**EXERCISE AIM:** Under this task are some entries; return every one of them exactly.

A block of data
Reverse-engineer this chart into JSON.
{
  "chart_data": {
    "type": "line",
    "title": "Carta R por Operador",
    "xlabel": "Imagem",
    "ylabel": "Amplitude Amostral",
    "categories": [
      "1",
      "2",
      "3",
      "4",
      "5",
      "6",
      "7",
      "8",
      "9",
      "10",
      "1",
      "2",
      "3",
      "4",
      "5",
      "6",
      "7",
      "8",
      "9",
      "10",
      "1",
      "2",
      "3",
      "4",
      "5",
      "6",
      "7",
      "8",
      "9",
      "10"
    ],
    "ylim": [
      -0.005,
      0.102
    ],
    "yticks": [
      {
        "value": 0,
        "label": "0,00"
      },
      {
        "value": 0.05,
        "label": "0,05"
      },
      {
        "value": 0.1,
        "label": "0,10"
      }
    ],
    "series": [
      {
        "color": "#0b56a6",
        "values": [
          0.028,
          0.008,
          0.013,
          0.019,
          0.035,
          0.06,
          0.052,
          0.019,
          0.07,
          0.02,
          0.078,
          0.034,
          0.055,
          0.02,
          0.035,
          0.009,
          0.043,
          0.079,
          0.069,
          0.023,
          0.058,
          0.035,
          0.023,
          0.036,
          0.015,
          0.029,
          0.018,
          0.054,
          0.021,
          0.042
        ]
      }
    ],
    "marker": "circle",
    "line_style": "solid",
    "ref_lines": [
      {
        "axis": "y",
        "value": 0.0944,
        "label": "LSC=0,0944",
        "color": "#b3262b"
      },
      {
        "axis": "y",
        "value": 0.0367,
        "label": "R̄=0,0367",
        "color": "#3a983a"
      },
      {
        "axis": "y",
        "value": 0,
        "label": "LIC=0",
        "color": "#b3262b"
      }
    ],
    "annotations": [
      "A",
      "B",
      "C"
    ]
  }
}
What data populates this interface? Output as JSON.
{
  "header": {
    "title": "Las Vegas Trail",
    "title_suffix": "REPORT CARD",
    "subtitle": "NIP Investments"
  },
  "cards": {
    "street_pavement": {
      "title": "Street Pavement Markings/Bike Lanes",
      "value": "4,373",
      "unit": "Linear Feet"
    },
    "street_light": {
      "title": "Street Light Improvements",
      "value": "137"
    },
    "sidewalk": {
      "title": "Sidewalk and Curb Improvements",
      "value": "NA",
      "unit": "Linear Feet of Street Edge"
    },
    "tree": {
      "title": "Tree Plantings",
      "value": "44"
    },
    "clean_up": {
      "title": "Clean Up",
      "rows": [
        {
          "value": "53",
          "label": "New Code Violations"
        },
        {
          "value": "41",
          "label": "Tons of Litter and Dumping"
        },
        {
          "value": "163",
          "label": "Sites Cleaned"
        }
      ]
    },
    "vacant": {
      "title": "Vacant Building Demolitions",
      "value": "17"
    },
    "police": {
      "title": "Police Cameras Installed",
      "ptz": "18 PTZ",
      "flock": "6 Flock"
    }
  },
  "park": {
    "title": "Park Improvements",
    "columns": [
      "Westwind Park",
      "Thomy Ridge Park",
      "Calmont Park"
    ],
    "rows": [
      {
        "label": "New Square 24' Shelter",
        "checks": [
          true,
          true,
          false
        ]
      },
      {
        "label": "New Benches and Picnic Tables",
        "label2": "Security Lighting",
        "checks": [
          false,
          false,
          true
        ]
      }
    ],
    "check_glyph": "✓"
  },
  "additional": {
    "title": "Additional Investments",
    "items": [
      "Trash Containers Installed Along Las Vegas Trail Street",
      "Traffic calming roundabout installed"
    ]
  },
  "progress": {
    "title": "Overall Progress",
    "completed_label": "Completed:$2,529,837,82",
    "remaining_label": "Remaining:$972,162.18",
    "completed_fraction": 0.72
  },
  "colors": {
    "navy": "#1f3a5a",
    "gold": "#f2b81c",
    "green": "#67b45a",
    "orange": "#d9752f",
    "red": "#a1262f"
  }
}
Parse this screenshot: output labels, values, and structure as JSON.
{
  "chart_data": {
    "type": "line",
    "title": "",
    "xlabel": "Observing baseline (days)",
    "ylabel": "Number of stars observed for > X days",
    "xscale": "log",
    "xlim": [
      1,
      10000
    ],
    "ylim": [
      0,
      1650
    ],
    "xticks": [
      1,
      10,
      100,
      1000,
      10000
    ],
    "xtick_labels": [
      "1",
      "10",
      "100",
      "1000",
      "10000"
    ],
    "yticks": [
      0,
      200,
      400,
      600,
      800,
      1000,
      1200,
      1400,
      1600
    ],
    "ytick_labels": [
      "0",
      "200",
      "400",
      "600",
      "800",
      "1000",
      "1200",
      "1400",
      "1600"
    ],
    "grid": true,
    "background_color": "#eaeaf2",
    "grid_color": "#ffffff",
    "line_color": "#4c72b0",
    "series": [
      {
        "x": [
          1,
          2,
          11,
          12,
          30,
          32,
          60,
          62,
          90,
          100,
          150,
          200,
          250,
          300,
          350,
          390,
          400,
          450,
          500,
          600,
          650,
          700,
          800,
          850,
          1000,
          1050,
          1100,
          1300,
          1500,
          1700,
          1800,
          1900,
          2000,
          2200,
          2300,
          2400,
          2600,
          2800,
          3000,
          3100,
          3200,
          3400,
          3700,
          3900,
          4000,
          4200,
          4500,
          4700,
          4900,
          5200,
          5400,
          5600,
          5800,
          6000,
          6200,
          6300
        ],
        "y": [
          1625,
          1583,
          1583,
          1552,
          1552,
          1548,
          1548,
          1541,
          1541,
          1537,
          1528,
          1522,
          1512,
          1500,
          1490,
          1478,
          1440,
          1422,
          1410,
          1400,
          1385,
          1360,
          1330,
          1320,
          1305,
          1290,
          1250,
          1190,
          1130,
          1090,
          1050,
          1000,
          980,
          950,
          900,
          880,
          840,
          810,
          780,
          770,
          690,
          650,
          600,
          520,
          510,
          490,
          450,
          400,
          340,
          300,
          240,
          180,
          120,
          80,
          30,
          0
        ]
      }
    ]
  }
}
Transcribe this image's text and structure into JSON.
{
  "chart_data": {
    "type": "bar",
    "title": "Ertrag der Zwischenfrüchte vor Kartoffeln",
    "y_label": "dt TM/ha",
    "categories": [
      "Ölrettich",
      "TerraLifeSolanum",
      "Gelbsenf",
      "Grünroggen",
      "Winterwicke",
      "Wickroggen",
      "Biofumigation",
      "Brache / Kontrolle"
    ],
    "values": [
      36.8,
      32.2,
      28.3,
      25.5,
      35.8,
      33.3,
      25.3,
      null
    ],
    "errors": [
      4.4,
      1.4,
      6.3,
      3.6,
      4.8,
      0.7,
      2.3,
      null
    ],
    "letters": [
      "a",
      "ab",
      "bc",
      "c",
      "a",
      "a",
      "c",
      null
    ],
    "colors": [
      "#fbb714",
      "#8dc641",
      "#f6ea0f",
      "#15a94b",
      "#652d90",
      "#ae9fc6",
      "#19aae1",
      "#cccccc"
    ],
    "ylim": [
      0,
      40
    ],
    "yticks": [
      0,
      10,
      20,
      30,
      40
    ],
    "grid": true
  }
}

**TASK RESPONSE:**
Reverse-engineer this chart into JSON.
{
  "chart_data": {
    "type": "line",
    "title": "Carta R por Operador",
    "xlabel": "Imagem",
    "ylabel": "Amplitude Amostral",
    "categories": [
      "1",
      "2",
      "3",
      "4",
      "5",
      "6",
      "7",
      "8",
      "9",
      "10",
      "1",
      "2",
      "3",
      "4",
      "5",
      "6",
      "7",
      "8",
      "9",
      "10",
      "1",
      "2",
      "3",
      "4",
      "5",
      "6",
      "7",
      "8",
      "9",
      "10"
    ],
    "ylim": [
      -0.005,
      0.102
    ],
    "yticks": [
      {
        "value": 0,
        "label": "0,00"
      },
      {
        "value": 0.05,
        "label": "0,05"
      },
      {
        "value": 0.1,
        "label": "0,10"
      }
    ],
    "series": [
      {
        "color": "#0b56a6",
        "values": [
          0.028,
          0.008,
          0.013,
          0.019,
          0.035,
          0.06,
          0.052,
          0.019,
          0.07,
          0.02,
          0.078,
          0.034,
          0.055,
          0.02,
          0.035,
          0.009,
          0.043,
          0.079,
          0.069,
          0.023,
          0.058,
          0.035,
          0.023,
          0.036,
          0.015,
          0.029,
          0.018,
          0.054,
          0.021,
          0.042
        ]
      }
    ],
    "marker": "circle",
    "line_style": "solid",
    "ref_lines": [
      {
        "axis": "y",
        "value": 0.0944,
        "label": "LSC=0,0944",
        "color": "#b3262b"
      },
      {
        "axis": "y",
        "value": 0.0367,
        "label": "R̄=0,0367",
        "color": "#3a983a"
      },
      {
        "axis": "y",
        "value": 0,
        "label": "LIC=0",
        "color": "#b3262b"
      }
    ],
    "annotations": [
      "A",
      "B",
      "C"
    ]
  }
}
What data populates this interface? Output as JSON.
{
  "header": {
    "title": "Las Vegas Trail",
    "title_suffix": "REPORT CARD",
    "subtitle": "NIP Investments"
  },
  "cards": {
    "street_pavement": {
      "title": "Street Pavement Markings/Bike Lanes",
      "value": "4,373",
      "unit": "Linear Feet"
    },
    "street_light": {
      "title": "Street Light Improvements",
      "value": "137"
    },
    "sidewalk": {
      "title": "Sidewalk and Curb Improvements",
      "value": "NA",
      "unit": "Linear Feet of Street Edge"
    },
    "tree": {
      "title": "Tree Plantings",
      "value": "44"
    },
    "clean_up": {
      "title": "Clean Up",
      "rows": [
        {
          "value": "53",
          "label": "New Code Violations"
        },
        {
          "value": "41",
          "label": "Tons of Litter and Dumping"
        },
        {
          "value": "163",
          "label": "Sites Cleaned"
        }
      ]
    },
    "vacant": {
      "title": "Vacant Building Demolitions",
      "value": "17"
    },
    "police": {
      "title": "Police Cameras Installed",
      "ptz": "18 PTZ",
      "flock": "6 Flock"
    }
  },
  "park": {
    "title": "Park Improvements",
    "columns": [
      "Westwind Park",
      "Thomy Ridge Park",
      "Calmont Park"
    ],
    "rows": [
      {
        "label": "New Square 24' Shelter",
        "checks": [
          true,
          true,
          false
        ]
      },
      {
        "label": "New Benches and Picnic Tables",
        "label2": "Security Lighting",
        "checks": [
          false,
          false,
          true
        ]
      }
    ],
    "check_glyph": "✓"
  },
  "additional": {
    "title": "Additional Investments",
    "items": [
      "Trash Containers Installed Along Las Vegas Trail Street",
      "Traffic calming roundabout installed"
    ]
  },
  "progress": {
    "title": "Overall Progress",
    "completed_label": "Completed:$2,529,837,82",
    "remaining_label": "Remaining:$972,162.18",
    "completed_fraction": 0.72
  },
  "colors": {
    "navy": "#1f3a5a",
    "gold": "#f2b81c",
    "green": "#67b45a",
    "orange": "#d9752f",
    "red": "#a1262f"
  }
}
Parse this screenshot: output labels, values, and structure as JSON.
{
  "chart_data": {
    "type": "line",
    "title": "",
    "xlabel": "Observing baseline (days)",
    "ylabel": "Number of stars observed for > X days",
    "xscale": "log",
    "xlim": [
      1,
      10000
    ],
    "ylim": [
      0,
      1650
    ],
    "xticks": [
      1,
      10,
      100,
      1000,
      10000
    ],
    "xtick_labels": [
      "1",
      "10",
      "100",
      "1000",
      "10000"
    ],
    "yticks": [
      0,
      200,
      400,
      600,
      800,
      1000,
      1200,
      1400,
      1600
    ],
    "ytick_labels": [
      "0",
      "200",
      "400",
      "600",
      "800",
      "1000",
      "1200",
      "1400",
      "1600"
    ],
    "grid": true,
    "background_color": "#eaeaf2",
    "grid_color": "#ffffff",
    "line_color": "#4c72b0",
    "series": [
      {
        "x": [
          1,
          2,
          11,
          12,
          30,
          32,
          60,
          62,
          90,
          100,
          150,
          200,
          250,
          300,
          350,
          390,
          400,
          450,
          500,
          600,
          650,
          700,
          800,
          850,
          1000,
          1050,
          1100,
          1300,
          1500,
          1700,
          1800,
          1900,
          2000,
          2200,
          2300,
          2400,
          2600,
          2800,
          3000,
          3100,
          3200,
          3400,
          3700,
          3900,
          4000,
          4200,
          4500,
          4700,
          4900,
          5200,
          5400,
          5600,
          5800,
          6000,
          6200,
          6300
        ],
        "y": [
          1625,
          1583,
          1583,
          1552,
          1552,
          1548,
          1548,
          1541,
          1541,
          1537,
          1528,
          1522,
          1512,
          1500,
          1490,
          1478,
          1440,
          1422,
          1410,
          1400,
          1385,
          1360,
          1330,
          1320,
          1305,
          1290,
          1250,
          1190,
          1130,
          1090,
          1050,
          1000,
          980,
          950,
          900,
          880,
          840,
          810,
          780,
          770,
          690,
          650,
          600,
          520,
          510,
          490,
          450,
          400,
          340,
          300,
          240,
          180,
          120,
          80,
          30,
          0
        ]
      }
    ]
  }
}
Transcribe this image's text and structure into JSON.
{
  "chart_data": {
    "type": "bar",
    "title": "Ertrag der Zwischenfrüchte vor Kartoffeln",
    "y_label": "dt TM/ha",
    "categories": [
      "Ölrettich",
      "TerraLifeSolanum",
      "Gelbsenf",
      "Grünroggen",
      "Winterwicke",
      "Wickroggen",
      "Biofumigation",
      "Brache / Kontrolle"
    ],
    "values": [
      36.8,
      32.2,
      28.3,
      25.5,
      35.8,
      33.3,
      25.3,
      null
    ],
    "errors": [
      4.4,
      1.4,
      6.3,
      3.6,
      4.8,
      0.7,
      2.3,
      null
    ],
    "letters": [
      "a",
      "ab",
      "bc",
      "c",
      "a",
      "a",
      "c",
      null
    ],
    "colors": [
      "#fbb714",
      "#8dc641",
      "#f6ea0f",
      "#15a94b",
      "#652d90",
      "#ae9fc6",
      "#19aae1",
      "#cccccc"
    ],
    "ylim": [
      0,
      40
    ],
    "yticks": [
      0,
      10,
      20,
      30,
      40
    ],
    "grid": true
  }
}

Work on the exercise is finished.